- _Task requirements_:
Your task is to filter the data below down to the lines holding "inside".

──────────────────────────────

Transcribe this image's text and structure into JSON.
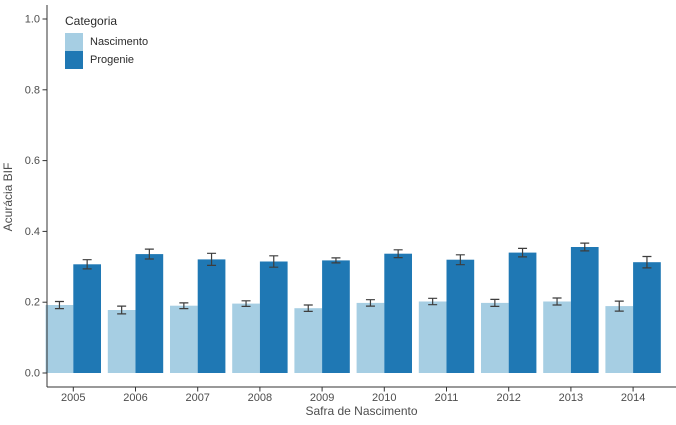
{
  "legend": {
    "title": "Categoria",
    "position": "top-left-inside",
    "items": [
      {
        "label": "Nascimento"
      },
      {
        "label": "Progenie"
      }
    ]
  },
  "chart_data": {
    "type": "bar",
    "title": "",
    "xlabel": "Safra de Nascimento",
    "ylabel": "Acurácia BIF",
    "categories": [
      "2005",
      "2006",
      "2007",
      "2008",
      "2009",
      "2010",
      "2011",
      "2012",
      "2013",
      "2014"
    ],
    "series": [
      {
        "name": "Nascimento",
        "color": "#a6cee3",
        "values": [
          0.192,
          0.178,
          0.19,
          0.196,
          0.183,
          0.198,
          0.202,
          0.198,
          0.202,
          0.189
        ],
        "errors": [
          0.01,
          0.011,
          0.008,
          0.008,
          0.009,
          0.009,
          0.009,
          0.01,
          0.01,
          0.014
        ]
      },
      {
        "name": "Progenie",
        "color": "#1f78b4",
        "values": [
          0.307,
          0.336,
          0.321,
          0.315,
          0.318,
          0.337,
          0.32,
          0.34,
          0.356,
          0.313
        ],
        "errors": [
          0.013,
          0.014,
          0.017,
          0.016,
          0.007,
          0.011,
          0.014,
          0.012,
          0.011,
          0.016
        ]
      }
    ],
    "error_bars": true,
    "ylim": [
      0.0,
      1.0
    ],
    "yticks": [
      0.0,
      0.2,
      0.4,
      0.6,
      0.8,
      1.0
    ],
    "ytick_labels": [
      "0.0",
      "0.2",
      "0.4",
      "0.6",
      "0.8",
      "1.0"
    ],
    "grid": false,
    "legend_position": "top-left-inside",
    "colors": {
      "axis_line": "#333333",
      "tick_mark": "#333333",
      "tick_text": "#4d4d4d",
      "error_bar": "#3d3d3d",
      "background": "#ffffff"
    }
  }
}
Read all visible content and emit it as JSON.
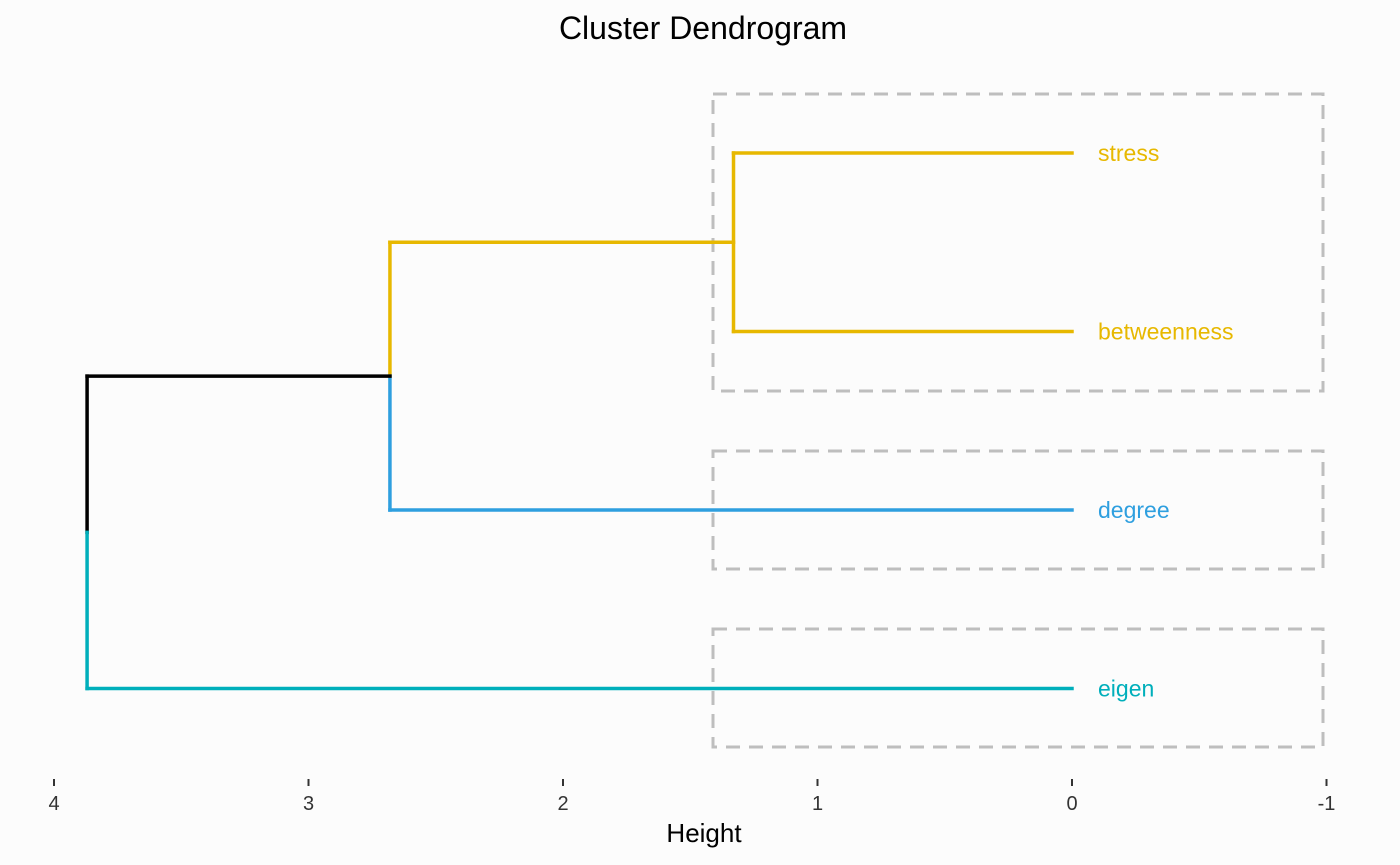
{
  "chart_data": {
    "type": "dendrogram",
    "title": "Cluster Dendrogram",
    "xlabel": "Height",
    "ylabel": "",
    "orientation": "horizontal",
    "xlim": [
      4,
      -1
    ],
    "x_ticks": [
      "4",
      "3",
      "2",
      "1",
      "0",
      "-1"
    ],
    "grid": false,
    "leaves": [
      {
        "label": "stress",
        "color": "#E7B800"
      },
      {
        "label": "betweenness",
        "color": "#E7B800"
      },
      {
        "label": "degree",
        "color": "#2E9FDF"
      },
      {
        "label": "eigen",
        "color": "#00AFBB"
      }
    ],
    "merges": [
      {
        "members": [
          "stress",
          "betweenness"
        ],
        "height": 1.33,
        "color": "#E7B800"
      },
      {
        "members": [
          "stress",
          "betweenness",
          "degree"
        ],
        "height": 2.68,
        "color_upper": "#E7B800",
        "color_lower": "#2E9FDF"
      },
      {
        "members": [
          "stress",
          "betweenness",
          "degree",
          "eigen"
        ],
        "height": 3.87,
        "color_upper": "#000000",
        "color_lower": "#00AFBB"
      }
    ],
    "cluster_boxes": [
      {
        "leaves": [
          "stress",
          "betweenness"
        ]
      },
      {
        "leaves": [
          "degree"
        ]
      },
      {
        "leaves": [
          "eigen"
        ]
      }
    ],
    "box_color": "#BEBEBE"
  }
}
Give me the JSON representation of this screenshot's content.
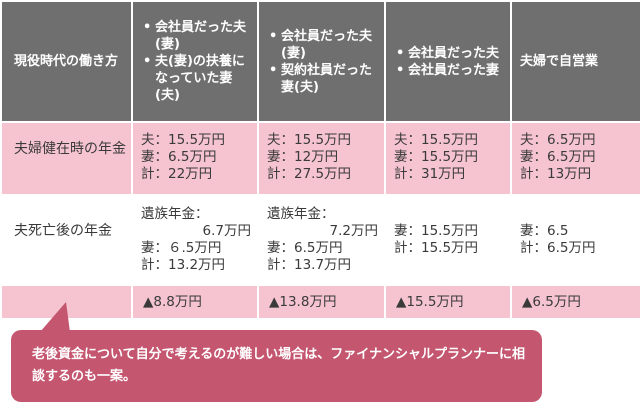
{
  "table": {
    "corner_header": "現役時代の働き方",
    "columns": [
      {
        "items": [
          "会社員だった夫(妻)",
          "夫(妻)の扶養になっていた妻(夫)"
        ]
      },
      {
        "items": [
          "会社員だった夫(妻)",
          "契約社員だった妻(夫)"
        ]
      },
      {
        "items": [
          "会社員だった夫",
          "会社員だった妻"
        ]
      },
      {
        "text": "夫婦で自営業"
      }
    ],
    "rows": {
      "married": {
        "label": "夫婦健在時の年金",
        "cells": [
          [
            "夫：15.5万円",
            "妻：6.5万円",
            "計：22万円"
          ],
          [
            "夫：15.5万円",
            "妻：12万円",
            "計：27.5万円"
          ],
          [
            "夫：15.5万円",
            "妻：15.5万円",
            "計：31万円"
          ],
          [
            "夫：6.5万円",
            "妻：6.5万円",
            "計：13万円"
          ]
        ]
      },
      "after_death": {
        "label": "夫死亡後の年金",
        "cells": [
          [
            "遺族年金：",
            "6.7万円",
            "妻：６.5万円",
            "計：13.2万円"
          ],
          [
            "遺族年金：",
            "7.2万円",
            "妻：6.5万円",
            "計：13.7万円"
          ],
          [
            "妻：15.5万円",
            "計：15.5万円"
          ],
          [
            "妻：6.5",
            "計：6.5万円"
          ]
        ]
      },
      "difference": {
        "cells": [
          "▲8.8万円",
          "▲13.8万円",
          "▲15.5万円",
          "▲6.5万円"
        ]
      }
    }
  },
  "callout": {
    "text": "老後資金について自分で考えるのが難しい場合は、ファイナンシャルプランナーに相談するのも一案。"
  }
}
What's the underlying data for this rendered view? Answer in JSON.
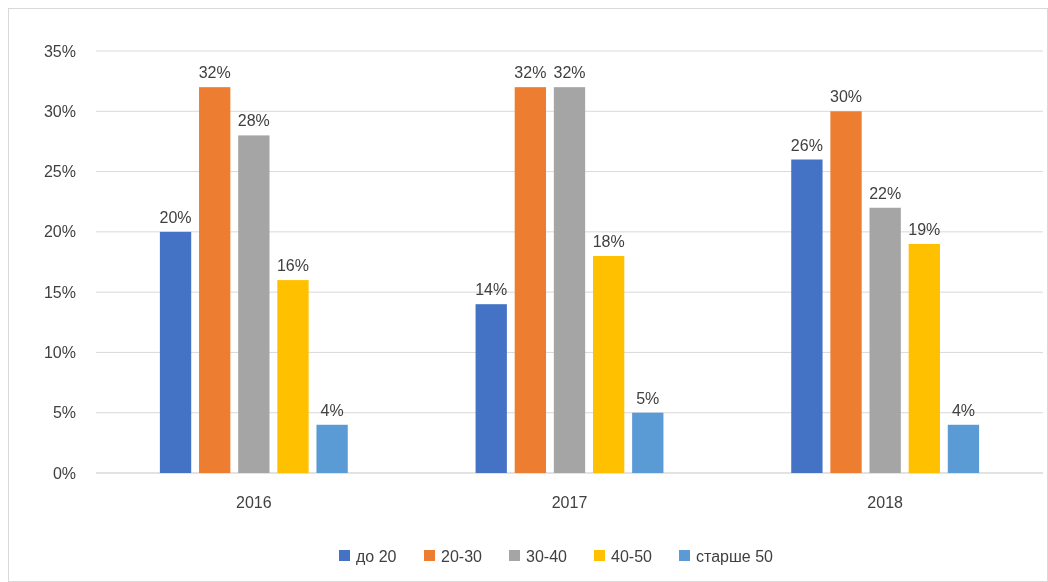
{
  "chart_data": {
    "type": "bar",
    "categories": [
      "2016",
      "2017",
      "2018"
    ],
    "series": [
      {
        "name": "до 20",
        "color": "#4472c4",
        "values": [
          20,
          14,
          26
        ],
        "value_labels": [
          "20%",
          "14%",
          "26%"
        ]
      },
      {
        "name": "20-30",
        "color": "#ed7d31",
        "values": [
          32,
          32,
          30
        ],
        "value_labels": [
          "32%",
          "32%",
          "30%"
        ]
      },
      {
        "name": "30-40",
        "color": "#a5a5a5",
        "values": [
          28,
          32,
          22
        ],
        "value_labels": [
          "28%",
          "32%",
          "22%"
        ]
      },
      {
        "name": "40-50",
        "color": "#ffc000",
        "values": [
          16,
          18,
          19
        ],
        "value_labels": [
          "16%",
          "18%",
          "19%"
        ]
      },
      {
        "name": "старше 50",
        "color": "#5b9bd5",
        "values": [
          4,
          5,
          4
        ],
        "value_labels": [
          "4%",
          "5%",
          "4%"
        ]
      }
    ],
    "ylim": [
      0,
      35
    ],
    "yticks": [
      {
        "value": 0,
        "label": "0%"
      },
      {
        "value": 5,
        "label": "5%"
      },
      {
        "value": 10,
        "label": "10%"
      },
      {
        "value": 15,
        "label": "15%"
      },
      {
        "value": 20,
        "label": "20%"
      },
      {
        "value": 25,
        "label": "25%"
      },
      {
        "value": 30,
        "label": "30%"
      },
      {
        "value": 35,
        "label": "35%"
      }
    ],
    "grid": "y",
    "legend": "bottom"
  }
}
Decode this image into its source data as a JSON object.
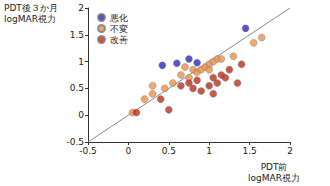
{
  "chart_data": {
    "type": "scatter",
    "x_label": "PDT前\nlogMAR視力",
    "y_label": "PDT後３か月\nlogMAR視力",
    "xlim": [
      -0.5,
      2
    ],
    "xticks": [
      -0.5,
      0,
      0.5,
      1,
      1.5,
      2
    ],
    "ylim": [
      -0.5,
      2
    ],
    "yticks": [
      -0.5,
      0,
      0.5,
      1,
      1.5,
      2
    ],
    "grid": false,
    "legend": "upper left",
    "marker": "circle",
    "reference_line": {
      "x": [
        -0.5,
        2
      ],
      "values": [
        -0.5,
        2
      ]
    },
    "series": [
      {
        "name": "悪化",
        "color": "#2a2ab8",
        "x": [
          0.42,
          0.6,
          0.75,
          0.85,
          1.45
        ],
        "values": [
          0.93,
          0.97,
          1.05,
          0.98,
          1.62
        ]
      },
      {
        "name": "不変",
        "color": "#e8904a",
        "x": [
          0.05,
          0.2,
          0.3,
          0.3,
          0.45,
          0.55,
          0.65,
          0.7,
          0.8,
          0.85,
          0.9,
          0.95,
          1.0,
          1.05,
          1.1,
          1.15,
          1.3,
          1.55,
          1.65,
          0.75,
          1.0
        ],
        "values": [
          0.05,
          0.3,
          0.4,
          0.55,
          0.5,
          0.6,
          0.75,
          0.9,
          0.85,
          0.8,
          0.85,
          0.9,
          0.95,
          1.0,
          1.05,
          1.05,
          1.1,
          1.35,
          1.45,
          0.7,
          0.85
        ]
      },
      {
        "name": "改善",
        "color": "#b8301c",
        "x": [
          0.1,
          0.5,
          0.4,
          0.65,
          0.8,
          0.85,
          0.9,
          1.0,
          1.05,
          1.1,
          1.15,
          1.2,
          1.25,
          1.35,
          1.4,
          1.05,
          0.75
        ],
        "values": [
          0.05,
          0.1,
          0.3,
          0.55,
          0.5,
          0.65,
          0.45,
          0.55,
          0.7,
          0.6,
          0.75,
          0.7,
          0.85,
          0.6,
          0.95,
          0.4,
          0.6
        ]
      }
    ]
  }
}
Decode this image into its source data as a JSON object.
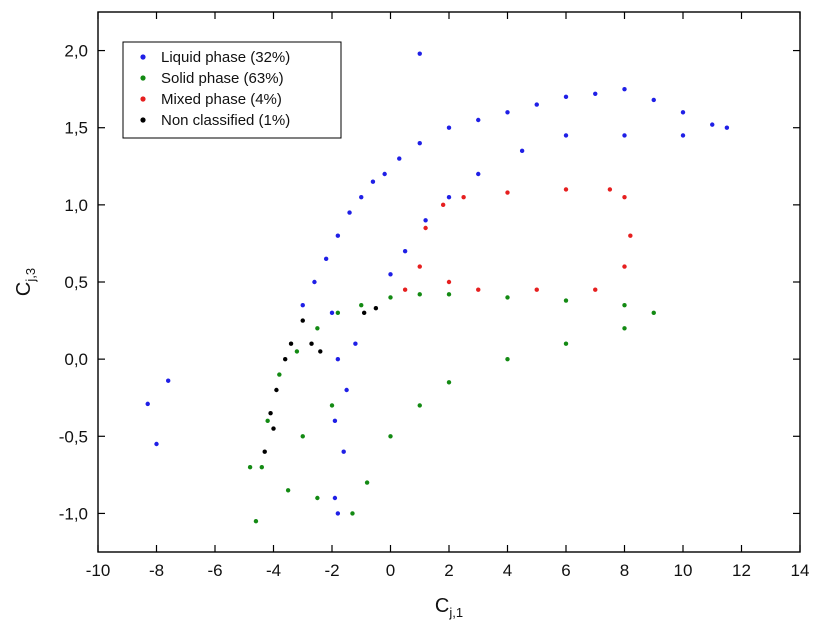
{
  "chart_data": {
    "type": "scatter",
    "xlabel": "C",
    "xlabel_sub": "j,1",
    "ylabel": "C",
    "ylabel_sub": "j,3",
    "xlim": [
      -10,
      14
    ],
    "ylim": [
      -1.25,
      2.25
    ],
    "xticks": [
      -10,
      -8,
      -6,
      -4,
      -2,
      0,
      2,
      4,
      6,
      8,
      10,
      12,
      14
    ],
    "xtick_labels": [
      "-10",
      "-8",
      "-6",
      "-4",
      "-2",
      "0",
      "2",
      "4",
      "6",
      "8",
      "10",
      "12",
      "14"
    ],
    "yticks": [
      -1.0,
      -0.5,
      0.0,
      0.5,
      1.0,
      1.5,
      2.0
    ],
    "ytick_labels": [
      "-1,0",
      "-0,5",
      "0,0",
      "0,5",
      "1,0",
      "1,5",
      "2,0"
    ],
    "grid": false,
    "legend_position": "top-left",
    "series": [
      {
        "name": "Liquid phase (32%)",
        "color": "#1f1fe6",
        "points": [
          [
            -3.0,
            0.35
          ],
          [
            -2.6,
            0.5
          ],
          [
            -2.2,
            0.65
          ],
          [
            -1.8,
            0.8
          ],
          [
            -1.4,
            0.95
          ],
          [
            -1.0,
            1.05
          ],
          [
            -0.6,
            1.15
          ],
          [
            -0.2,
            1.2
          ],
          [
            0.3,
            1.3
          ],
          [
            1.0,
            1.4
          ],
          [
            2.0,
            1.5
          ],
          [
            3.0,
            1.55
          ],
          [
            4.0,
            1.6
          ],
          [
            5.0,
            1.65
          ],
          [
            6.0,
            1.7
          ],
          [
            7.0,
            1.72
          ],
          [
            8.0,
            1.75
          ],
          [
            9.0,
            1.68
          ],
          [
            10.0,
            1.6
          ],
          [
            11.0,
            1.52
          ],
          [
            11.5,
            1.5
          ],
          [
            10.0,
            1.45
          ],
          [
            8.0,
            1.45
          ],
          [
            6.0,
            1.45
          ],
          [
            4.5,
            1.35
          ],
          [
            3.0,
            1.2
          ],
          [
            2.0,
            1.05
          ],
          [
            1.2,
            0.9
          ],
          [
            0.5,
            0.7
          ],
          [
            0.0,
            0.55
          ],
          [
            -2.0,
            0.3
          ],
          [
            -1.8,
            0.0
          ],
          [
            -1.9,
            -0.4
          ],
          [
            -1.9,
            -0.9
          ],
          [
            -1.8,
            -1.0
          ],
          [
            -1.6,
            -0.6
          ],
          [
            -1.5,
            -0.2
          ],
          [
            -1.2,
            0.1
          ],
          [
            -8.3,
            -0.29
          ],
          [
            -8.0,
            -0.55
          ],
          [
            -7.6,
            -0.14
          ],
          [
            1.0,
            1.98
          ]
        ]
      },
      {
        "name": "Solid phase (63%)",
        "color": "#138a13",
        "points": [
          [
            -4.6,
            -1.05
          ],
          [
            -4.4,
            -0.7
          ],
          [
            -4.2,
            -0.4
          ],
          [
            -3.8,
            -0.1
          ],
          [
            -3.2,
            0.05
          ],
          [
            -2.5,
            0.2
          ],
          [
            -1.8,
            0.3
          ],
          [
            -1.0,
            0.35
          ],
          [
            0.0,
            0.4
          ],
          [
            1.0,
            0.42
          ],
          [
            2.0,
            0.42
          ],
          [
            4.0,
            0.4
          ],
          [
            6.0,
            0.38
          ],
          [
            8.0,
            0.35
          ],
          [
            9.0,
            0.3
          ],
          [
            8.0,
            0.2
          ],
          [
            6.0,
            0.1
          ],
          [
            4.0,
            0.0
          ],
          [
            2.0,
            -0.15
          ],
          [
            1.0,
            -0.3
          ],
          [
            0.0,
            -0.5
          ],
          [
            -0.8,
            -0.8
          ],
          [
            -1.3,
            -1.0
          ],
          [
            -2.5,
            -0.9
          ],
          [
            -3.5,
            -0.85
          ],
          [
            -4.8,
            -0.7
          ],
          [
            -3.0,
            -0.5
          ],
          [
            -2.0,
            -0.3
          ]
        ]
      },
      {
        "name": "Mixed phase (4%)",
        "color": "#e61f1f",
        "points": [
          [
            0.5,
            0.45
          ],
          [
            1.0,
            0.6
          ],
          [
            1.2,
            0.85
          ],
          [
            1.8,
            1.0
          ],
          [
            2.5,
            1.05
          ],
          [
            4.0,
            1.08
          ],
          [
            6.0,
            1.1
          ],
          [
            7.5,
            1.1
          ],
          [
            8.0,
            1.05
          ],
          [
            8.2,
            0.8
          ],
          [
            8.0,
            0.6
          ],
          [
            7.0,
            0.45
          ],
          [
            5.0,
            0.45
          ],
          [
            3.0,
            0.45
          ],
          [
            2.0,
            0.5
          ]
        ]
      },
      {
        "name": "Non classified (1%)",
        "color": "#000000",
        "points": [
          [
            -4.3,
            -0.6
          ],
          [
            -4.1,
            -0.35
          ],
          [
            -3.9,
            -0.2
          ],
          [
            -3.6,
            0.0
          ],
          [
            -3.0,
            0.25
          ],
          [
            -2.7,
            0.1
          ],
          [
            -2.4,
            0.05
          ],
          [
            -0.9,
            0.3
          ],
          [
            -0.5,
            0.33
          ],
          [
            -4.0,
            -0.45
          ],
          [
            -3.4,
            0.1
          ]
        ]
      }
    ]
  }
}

──────────────────────────────

- _Completed exercise_:
    "position": "top-left-inside",
    "legend_position": "top-left-inside",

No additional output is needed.